§ **SET PROBLEM**
What is needed here is an exact copy of every entry.

§ **INPUT ROWS**
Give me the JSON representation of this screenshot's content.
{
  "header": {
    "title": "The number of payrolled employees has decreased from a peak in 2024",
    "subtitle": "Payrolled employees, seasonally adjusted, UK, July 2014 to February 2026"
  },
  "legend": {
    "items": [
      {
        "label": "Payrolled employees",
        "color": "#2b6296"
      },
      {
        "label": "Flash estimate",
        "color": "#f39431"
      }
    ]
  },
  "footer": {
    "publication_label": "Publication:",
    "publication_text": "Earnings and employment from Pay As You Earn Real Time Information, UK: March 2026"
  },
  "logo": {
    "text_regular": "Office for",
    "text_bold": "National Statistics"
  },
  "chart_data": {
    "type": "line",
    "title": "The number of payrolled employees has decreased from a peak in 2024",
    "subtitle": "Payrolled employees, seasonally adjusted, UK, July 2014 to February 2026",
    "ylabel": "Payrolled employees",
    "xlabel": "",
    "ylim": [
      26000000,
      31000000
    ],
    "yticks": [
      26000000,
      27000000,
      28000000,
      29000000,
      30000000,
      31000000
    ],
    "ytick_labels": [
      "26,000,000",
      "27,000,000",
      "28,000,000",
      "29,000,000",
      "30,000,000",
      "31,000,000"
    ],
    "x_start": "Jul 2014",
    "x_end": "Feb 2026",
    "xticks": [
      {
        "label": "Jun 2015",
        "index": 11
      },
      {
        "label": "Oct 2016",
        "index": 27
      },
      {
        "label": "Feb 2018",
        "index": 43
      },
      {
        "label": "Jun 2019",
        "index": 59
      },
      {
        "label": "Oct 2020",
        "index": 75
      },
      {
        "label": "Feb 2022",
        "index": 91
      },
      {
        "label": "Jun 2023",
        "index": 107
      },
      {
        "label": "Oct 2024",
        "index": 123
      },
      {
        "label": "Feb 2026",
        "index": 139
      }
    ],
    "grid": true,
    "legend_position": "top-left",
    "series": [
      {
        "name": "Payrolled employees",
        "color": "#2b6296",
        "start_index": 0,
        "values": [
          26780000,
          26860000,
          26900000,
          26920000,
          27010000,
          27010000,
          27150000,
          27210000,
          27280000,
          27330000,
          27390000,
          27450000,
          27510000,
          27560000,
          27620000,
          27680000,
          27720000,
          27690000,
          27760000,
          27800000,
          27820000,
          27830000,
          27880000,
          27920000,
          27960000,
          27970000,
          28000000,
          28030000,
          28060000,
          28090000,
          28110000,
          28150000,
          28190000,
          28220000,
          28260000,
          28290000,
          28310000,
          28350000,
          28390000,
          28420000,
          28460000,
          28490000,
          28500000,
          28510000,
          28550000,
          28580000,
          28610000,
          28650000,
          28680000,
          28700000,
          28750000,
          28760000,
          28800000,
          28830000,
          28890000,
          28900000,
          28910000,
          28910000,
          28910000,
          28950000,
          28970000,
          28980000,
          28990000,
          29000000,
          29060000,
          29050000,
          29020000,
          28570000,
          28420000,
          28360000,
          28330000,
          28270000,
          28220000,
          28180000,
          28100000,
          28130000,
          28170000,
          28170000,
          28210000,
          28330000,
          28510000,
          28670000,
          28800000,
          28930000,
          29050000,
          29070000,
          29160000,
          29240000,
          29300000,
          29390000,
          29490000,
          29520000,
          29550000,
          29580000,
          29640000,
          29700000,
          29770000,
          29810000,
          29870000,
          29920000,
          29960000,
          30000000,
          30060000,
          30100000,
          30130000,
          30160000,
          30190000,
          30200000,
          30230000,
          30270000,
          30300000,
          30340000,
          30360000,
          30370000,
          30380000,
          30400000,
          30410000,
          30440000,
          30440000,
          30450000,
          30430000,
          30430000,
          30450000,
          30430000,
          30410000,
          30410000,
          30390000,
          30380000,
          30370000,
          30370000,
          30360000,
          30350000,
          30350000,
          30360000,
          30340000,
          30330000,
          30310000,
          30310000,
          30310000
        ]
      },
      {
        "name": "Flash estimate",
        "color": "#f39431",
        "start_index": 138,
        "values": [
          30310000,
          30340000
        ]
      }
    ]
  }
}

§ **RESULT OF THE TASK**
Give me the JSON representation of this screenshot's content.
{
  "header": {
    "title": "The number of payrolled employees has decreased from a peak in 2024",
    "subtitle": "Payrolled employees, seasonally adjusted, UK, July 2014 to February 2026"
  },
  "legend": {
    "items": [
      {
        "label": "Payrolled employees",
        "color": "#2b6296"
      },
      {
        "label": "Flash estimate",
        "color": "#f39431"
      }
    ]
  },
  "footer": {
    "publication_label": "Publication:",
    "publication_text": "Earnings and employment from Pay As You Earn Real Time Information, UK: March 2026"
  },
  "logo": {
    "text_regular": "Office for",
    "text_bold": "National Statistics"
  },
  "chart_data": {
    "type": "line",
    "title": "The number of payrolled employees has decreased from a peak in 2024",
    "subtitle": "Payrolled employees, seasonally adjusted, UK, July 2014 to February 2026",
    "ylabel": "Payrolled employees",
    "xlabel": "",
    "ylim": [
      26000000,
      31000000
    ],
    "yticks": [
      26000000,
      27000000,
      28000000,
      29000000,
      30000000,
      31000000
    ],
    "ytick_labels": [
      "26,000,000",
      "27,000,000",
      "28,000,000",
      "29,000,000",
      "30,000,000",
      "31,000,000"
    ],
    "x_start": "Jul 2014",
    "x_end": "Feb 2026",
    "xticks": [
      {
        "label": "Jun 2015",
        "index": 11
      },
      {
        "label": "Oct 2016",
        "index": 27
      },
      {
        "label": "Feb 2018",
        "index": 43
      },
      {
        "label": "Jun 2019",
        "index": 59
      },
      {
        "label": "Oct 2020",
        "index": 75
      },
      {
        "label": "Feb 2022",
        "index": 91
      },
      {
        "label": "Jun 2023",
        "index": 107
      },
      {
        "label": "Oct 2024",
        "index": 123
      },
      {
        "label": "Feb 2026",
        "index": 139
      }
    ],
    "grid": true,
    "legend_position": "top-left",
    "series": [
      {
        "name": "Payrolled employees",
        "color": "#2b6296",
        "start_index": 0,
        "values": [
          26780000,
          26860000,
          26900000,
          26920000,
          27010000,
          27010000,
          27150000,
          27210000,
          27280000,
          27330000,
          27390000,
          27450000,
          27510000,
          27560000,
          27620000,
          27680000,
          27720000,
          27690000,
          27760000,
          27800000,
          27820000,
          27830000,
          27880000,
          27920000,
          27960000,
          27970000,
          28000000,
          28030000,
          28060000,
          28090000,
          28110000,
          28150000,
          28190000,
          28220000,
          28260000,
          28290000,
          28310000,
          28350000,
          28390000,
          28420000,
          28460000,
          28490000,
          28500000,
          28510000,
          28550000,
          28580000,
          28610000,
          28650000,
          28680000,
          28700000,
          28750000,
          28760000,
          28800000,
          28830000,
          28890000,
          28900000,
          28910000,
          28910000,
          28910000,
          28950000,
          28970000,
          28980000,
          28990000,
          29000000,
          29060000,
          29050000,
          29020000,
          28570000,
          28420000,
          28360000,
          28330000,
          28270000,
          28220000,
          28180000,
          28100000,
          28130000,
          28170000,
          28170000,
          28210000,
          28330000,
          28510000,
          28670000,
          28800000,
          28930000,
          29050000,
          29070000,
          29160000,
          29240000,
          29300000,
          29390000,
          29490000,
          29520000,
          29550000,
          29580000,
          29640000,
          29700000,
          29770000,
          29810000,
          29870000,
          29920000,
          29960000,
          30000000,
          30060000,
          30100000,
          30130000,
          30160000,
          30190000,
          30200000,
          30230000,
          30270000,
          30300000,
          30340000,
          30360000,
          30370000,
          30380000,
          30400000,
          30410000,
          30440000,
          30440000,
          30450000,
          30430000,
          30430000,
          30450000,
          30430000,
          30410000,
          30410000,
          30390000,
          30380000,
          30370000,
          30370000,
          30360000,
          30350000,
          30350000,
          30360000,
          30340000,
          30330000,
          30310000,
          30310000,
          30310000
        ]
      },
      {
        "name": "Flash estimate",
        "color": "#f39431",
        "start_index": 138,
        "values": [
          30310000,
          30340000
        ]
      }
    ]
  }
}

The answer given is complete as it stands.